# Data in this exercise:
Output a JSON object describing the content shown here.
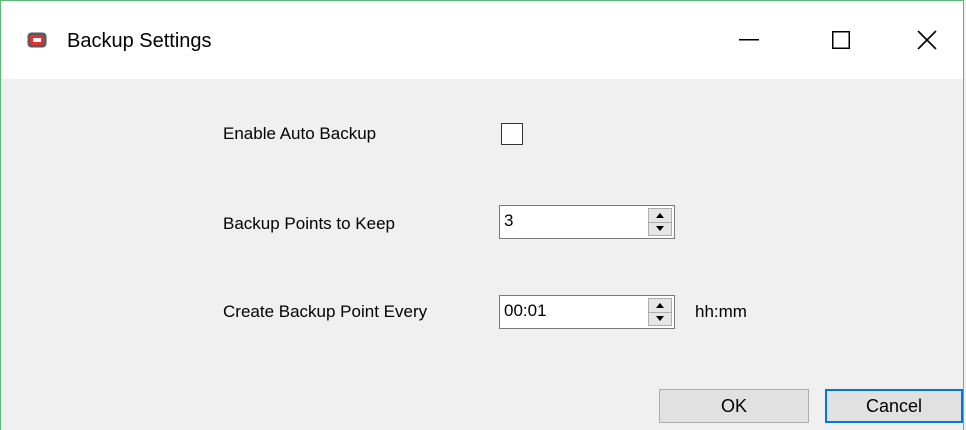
{
  "window": {
    "title": "Backup Settings",
    "icon": "app-icon",
    "controls": {
      "minimize": "minimize-icon",
      "maximize": "maximize-icon",
      "close": "close-icon"
    }
  },
  "form": {
    "enable_auto_backup": {
      "label": "Enable Auto Backup",
      "checked": false
    },
    "backup_points": {
      "label": "Backup Points to Keep",
      "value": "3"
    },
    "backup_interval": {
      "label": "Create Backup Point Every",
      "value": "00:01",
      "unit": "hh:mm"
    }
  },
  "buttons": {
    "ok": "OK",
    "cancel": "Cancel"
  },
  "colors": {
    "window_border": "#5fb878",
    "default_button_border": "#0078d7",
    "background": "#f0f0f0"
  }
}
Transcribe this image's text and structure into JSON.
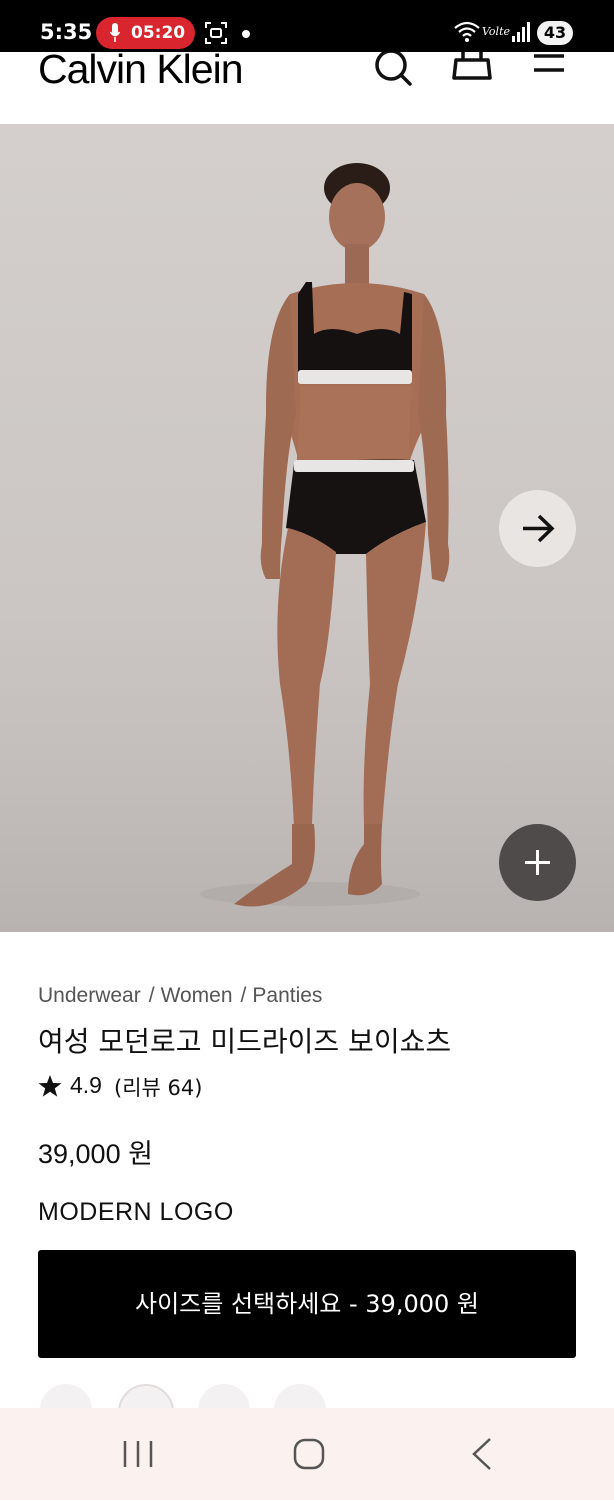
{
  "status_bar": {
    "time": "5:35",
    "recording_time": "05:20",
    "network_label": "Volte",
    "battery": "43"
  },
  "header": {
    "logo": "Calvin Klein",
    "icons": [
      "search-icon",
      "shopping-bag-icon",
      "menu-icon"
    ]
  },
  "hero": {
    "next_icon": "arrow-right-icon",
    "zoom_icon": "plus-icon"
  },
  "product": {
    "breadcrumb": [
      "Underwear",
      "Women",
      "Panties"
    ],
    "breadcrumb_separator": "/",
    "title": "여성 모던로고 미드라이즈 보이쇼츠",
    "rating": "4.9",
    "review_count": "(리뷰 64)",
    "price": "39,000 원",
    "collection": "MODERN LOGO",
    "cta_label": "사이즈를 선택하세요 - 39,000 원"
  },
  "colors": {
    "cta_background": "#000000",
    "status_bar": "#000000",
    "recording_pill": "#d9262e",
    "nav_bar": "#fbf1ef"
  },
  "nav_bar": {
    "icons": [
      "recent-apps-icon",
      "home-icon",
      "back-icon"
    ]
  }
}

# Given problem:
Reproduce each entry verbatim, excluding any embedded images.

# Answer to this problem:
Output a JSON object describing the content shown here.
{
  "window": {
    "title": "Backup Settings",
    "icon": "app-icon",
    "controls": {
      "minimize": "minimize-icon",
      "maximize": "maximize-icon",
      "close": "close-icon"
    }
  },
  "form": {
    "enable_auto_backup": {
      "label": "Enable Auto Backup",
      "checked": false
    },
    "backup_points": {
      "label": "Backup Points to Keep",
      "value": "3"
    },
    "backup_interval": {
      "label": "Create Backup Point Every",
      "value": "00:01",
      "unit": "hh:mm"
    }
  },
  "buttons": {
    "ok": "OK",
    "cancel": "Cancel"
  },
  "colors": {
    "window_border": "#5fb878",
    "default_button_border": "#0078d7",
    "background": "#f0f0f0"
  }
}
Transcribe this image's text and structure into JSON.
{
  "status_bar": {
    "time": "5:35",
    "recording_time": "05:20",
    "network_label": "Volte",
    "battery": "43"
  },
  "header": {
    "logo": "Calvin Klein",
    "icons": [
      "search-icon",
      "shopping-bag-icon",
      "menu-icon"
    ]
  },
  "hero": {
    "next_icon": "arrow-right-icon",
    "zoom_icon": "plus-icon"
  },
  "product": {
    "breadcrumb": [
      "Underwear",
      "Women",
      "Panties"
    ],
    "breadcrumb_separator": "/",
    "title": "여성 모던로고 미드라이즈 보이쇼츠",
    "rating": "4.9",
    "review_count": "(리뷰 64)",
    "price": "39,000 원",
    "collection": "MODERN LOGO",
    "cta_label": "사이즈를 선택하세요 - 39,000 원"
  },
  "colors": {
    "cta_background": "#000000",
    "status_bar": "#000000",
    "recording_pill": "#d9262e",
    "nav_bar": "#fbf1ef"
  },
  "nav_bar": {
    "icons": [
      "recent-apps-icon",
      "home-icon",
      "back-icon"
    ]
  }
}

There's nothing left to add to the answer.